■ **The input**:
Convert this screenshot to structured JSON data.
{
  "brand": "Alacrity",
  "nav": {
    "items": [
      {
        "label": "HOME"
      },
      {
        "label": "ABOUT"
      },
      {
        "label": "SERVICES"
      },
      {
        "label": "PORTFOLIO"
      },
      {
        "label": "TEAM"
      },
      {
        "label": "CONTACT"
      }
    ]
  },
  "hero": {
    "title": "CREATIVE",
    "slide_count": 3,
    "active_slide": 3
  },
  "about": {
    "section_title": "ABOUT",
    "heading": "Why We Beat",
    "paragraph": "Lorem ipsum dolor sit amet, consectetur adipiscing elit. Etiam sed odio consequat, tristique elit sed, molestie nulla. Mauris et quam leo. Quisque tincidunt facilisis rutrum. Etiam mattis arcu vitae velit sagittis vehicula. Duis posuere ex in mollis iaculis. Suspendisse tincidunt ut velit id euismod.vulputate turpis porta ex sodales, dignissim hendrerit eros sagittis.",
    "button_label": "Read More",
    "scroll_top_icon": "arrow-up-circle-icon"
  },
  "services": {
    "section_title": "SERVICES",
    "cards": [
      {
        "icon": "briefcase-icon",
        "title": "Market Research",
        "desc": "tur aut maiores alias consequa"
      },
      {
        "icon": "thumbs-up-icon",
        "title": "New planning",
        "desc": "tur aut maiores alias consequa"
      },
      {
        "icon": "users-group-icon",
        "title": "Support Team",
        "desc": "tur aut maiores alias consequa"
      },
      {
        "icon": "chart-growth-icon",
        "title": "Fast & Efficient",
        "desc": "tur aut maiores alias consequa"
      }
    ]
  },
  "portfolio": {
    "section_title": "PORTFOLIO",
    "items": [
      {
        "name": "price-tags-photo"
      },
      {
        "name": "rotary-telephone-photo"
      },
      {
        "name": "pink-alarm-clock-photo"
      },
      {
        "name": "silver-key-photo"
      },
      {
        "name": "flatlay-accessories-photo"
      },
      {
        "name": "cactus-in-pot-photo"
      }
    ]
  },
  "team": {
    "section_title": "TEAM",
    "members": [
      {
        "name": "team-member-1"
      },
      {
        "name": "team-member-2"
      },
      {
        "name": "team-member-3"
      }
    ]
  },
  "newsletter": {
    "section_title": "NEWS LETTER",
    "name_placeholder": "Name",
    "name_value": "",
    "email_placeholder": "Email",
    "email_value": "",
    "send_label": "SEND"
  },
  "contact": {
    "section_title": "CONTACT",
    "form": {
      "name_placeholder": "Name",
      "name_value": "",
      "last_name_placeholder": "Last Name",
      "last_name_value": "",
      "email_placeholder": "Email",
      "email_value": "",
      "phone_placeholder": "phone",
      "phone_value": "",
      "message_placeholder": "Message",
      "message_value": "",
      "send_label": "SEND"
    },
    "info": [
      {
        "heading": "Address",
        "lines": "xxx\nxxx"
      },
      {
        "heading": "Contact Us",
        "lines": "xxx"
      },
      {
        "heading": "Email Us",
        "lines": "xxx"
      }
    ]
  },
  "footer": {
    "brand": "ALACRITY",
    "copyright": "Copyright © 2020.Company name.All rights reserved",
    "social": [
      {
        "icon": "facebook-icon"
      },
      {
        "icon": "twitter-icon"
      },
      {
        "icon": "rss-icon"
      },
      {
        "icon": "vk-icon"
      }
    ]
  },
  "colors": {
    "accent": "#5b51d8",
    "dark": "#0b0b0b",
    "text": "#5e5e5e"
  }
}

■ **Exercise aim**:
Repeat all of the records above exactly as they appear.

■ **Answer to this task**:
Convert this screenshot to structured JSON data.
{
  "brand": "Alacrity",
  "nav": {
    "items": [
      {
        "label": "HOME"
      },
      {
        "label": "ABOUT"
      },
      {
        "label": "SERVICES"
      },
      {
        "label": "PORTFOLIO"
      },
      {
        "label": "TEAM"
      },
      {
        "label": "CONTACT"
      }
    ]
  },
  "hero": {
    "title": "CREATIVE",
    "slide_count": 3,
    "active_slide": 3
  },
  "about": {
    "section_title": "ABOUT",
    "heading": "Why We Beat",
    "paragraph": "Lorem ipsum dolor sit amet, consectetur adipiscing elit. Etiam sed odio consequat, tristique elit sed, molestie nulla. Mauris et quam leo. Quisque tincidunt facilisis rutrum. Etiam mattis arcu vitae velit sagittis vehicula. Duis posuere ex in mollis iaculis. Suspendisse tincidunt ut velit id euismod.vulputate turpis porta ex sodales, dignissim hendrerit eros sagittis.",
    "button_label": "Read More",
    "scroll_top_icon": "arrow-up-circle-icon"
  },
  "services": {
    "section_title": "SERVICES",
    "cards": [
      {
        "icon": "briefcase-icon",
        "title": "Market Research",
        "desc": "tur aut maiores alias consequa"
      },
      {
        "icon": "thumbs-up-icon",
        "title": "New planning",
        "desc": "tur aut maiores alias consequa"
      },
      {
        "icon": "users-group-icon",
        "title": "Support Team",
        "desc": "tur aut maiores alias consequa"
      },
      {
        "icon": "chart-growth-icon",
        "title": "Fast & Efficient",
        "desc": "tur aut maiores alias consequa"
      }
    ]
  },
  "portfolio": {
    "section_title": "PORTFOLIO",
    "items": [
      {
        "name": "price-tags-photo"
      },
      {
        "name": "rotary-telephone-photo"
      },
      {
        "name": "pink-alarm-clock-photo"
      },
      {
        "name": "silver-key-photo"
      },
      {
        "name": "flatlay-accessories-photo"
      },
      {
        "name": "cactus-in-pot-photo"
      }
    ]
  },
  "team": {
    "section_title": "TEAM",
    "members": [
      {
        "name": "team-member-1"
      },
      {
        "name": "team-member-2"
      },
      {
        "name": "team-member-3"
      }
    ]
  },
  "newsletter": {
    "section_title": "NEWS LETTER",
    "name_placeholder": "Name",
    "name_value": "",
    "email_placeholder": "Email",
    "email_value": "",
    "send_label": "SEND"
  },
  "contact": {
    "section_title": "CONTACT",
    "form": {
      "name_placeholder": "Name",
      "name_value": "",
      "last_name_placeholder": "Last Name",
      "last_name_value": "",
      "email_placeholder": "Email",
      "email_value": "",
      "phone_placeholder": "phone",
      "phone_value": "",
      "message_placeholder": "Message",
      "message_value": "",
      "send_label": "SEND"
    },
    "info": [
      {
        "heading": "Address",
        "lines": "xxx\nxxx"
      },
      {
        "heading": "Contact Us",
        "lines": "xxx"
      },
      {
        "heading": "Email Us",
        "lines": "xxx"
      }
    ]
  },
  "footer": {
    "brand": "ALACRITY",
    "copyright": "Copyright © 2020.Company name.All rights reserved",
    "social": [
      {
        "icon": "facebook-icon"
      },
      {
        "icon": "twitter-icon"
      },
      {
        "icon": "rss-icon"
      },
      {
        "icon": "vk-icon"
      }
    ]
  },
  "colors": {
    "accent": "#5b51d8",
    "dark": "#0b0b0b",
    "text": "#5e5e5e"
  }
}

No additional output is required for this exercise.